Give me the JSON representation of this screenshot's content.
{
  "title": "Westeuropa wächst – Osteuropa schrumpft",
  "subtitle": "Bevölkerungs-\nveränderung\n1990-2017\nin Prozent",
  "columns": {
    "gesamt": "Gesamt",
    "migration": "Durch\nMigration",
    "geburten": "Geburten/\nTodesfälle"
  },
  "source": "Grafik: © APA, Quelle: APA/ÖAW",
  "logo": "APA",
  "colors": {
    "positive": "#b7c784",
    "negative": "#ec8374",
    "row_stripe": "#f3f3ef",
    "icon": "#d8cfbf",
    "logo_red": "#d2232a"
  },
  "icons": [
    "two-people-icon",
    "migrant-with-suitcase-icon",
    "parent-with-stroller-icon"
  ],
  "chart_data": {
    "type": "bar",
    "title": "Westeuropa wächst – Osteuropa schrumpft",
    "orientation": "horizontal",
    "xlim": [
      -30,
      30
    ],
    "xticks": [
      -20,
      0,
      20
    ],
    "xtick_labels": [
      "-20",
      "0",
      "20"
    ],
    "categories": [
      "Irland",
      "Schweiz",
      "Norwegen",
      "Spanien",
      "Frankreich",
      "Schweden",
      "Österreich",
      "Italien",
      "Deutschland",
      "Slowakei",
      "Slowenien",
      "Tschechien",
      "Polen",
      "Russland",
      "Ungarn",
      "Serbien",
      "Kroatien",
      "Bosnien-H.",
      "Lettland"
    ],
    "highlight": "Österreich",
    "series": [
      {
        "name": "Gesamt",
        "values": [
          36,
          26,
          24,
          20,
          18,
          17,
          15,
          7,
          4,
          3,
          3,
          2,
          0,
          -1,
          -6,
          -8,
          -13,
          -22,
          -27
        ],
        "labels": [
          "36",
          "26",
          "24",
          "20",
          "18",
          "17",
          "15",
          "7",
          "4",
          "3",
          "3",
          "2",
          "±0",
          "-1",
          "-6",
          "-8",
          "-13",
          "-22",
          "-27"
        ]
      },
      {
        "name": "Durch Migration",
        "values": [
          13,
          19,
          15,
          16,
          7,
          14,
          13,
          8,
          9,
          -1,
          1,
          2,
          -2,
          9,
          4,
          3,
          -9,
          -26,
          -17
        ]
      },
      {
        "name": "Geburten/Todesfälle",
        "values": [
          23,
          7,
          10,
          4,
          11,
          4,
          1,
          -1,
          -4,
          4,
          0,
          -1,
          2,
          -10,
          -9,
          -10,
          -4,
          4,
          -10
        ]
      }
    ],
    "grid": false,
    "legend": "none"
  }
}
+ + +
REQUIRED WORK
Reproduce every line of the material above exactly.

RESULT
Give me the JSON representation of this screenshot's content.
{
  "title": "Westeuropa wächst – Osteuropa schrumpft",
  "subtitle": "Bevölkerungs-\nveränderung\n1990-2017\nin Prozent",
  "columns": {
    "gesamt": "Gesamt",
    "migration": "Durch\nMigration",
    "geburten": "Geburten/\nTodesfälle"
  },
  "source": "Grafik: © APA, Quelle: APA/ÖAW",
  "logo": "APA",
  "colors": {
    "positive": "#b7c784",
    "negative": "#ec8374",
    "row_stripe": "#f3f3ef",
    "icon": "#d8cfbf",
    "logo_red": "#d2232a"
  },
  "icons": [
    "two-people-icon",
    "migrant-with-suitcase-icon",
    "parent-with-stroller-icon"
  ],
  "chart_data": {
    "type": "bar",
    "title": "Westeuropa wächst – Osteuropa schrumpft",
    "orientation": "horizontal",
    "xlim": [
      -30,
      30
    ],
    "xticks": [
      -20,
      0,
      20
    ],
    "xtick_labels": [
      "-20",
      "0",
      "20"
    ],
    "categories": [
      "Irland",
      "Schweiz",
      "Norwegen",
      "Spanien",
      "Frankreich",
      "Schweden",
      "Österreich",
      "Italien",
      "Deutschland",
      "Slowakei",
      "Slowenien",
      "Tschechien",
      "Polen",
      "Russland",
      "Ungarn",
      "Serbien",
      "Kroatien",
      "Bosnien-H.",
      "Lettland"
    ],
    "highlight": "Österreich",
    "series": [
      {
        "name": "Gesamt",
        "values": [
          36,
          26,
          24,
          20,
          18,
          17,
          15,
          7,
          4,
          3,
          3,
          2,
          0,
          -1,
          -6,
          -8,
          -13,
          -22,
          -27
        ],
        "labels": [
          "36",
          "26",
          "24",
          "20",
          "18",
          "17",
          "15",
          "7",
          "4",
          "3",
          "3",
          "2",
          "±0",
          "-1",
          "-6",
          "-8",
          "-13",
          "-22",
          "-27"
        ]
      },
      {
        "name": "Durch Migration",
        "values": [
          13,
          19,
          15,
          16,
          7,
          14,
          13,
          8,
          9,
          -1,
          1,
          2,
          -2,
          9,
          4,
          3,
          -9,
          -26,
          -17
        ]
      },
      {
        "name": "Geburten/Todesfälle",
        "values": [
          23,
          7,
          10,
          4,
          11,
          4,
          1,
          -1,
          -4,
          4,
          0,
          -1,
          2,
          -10,
          -9,
          -10,
          -4,
          4,
          -10
        ]
      }
    ],
    "grid": false,
    "legend": "none"
  }
}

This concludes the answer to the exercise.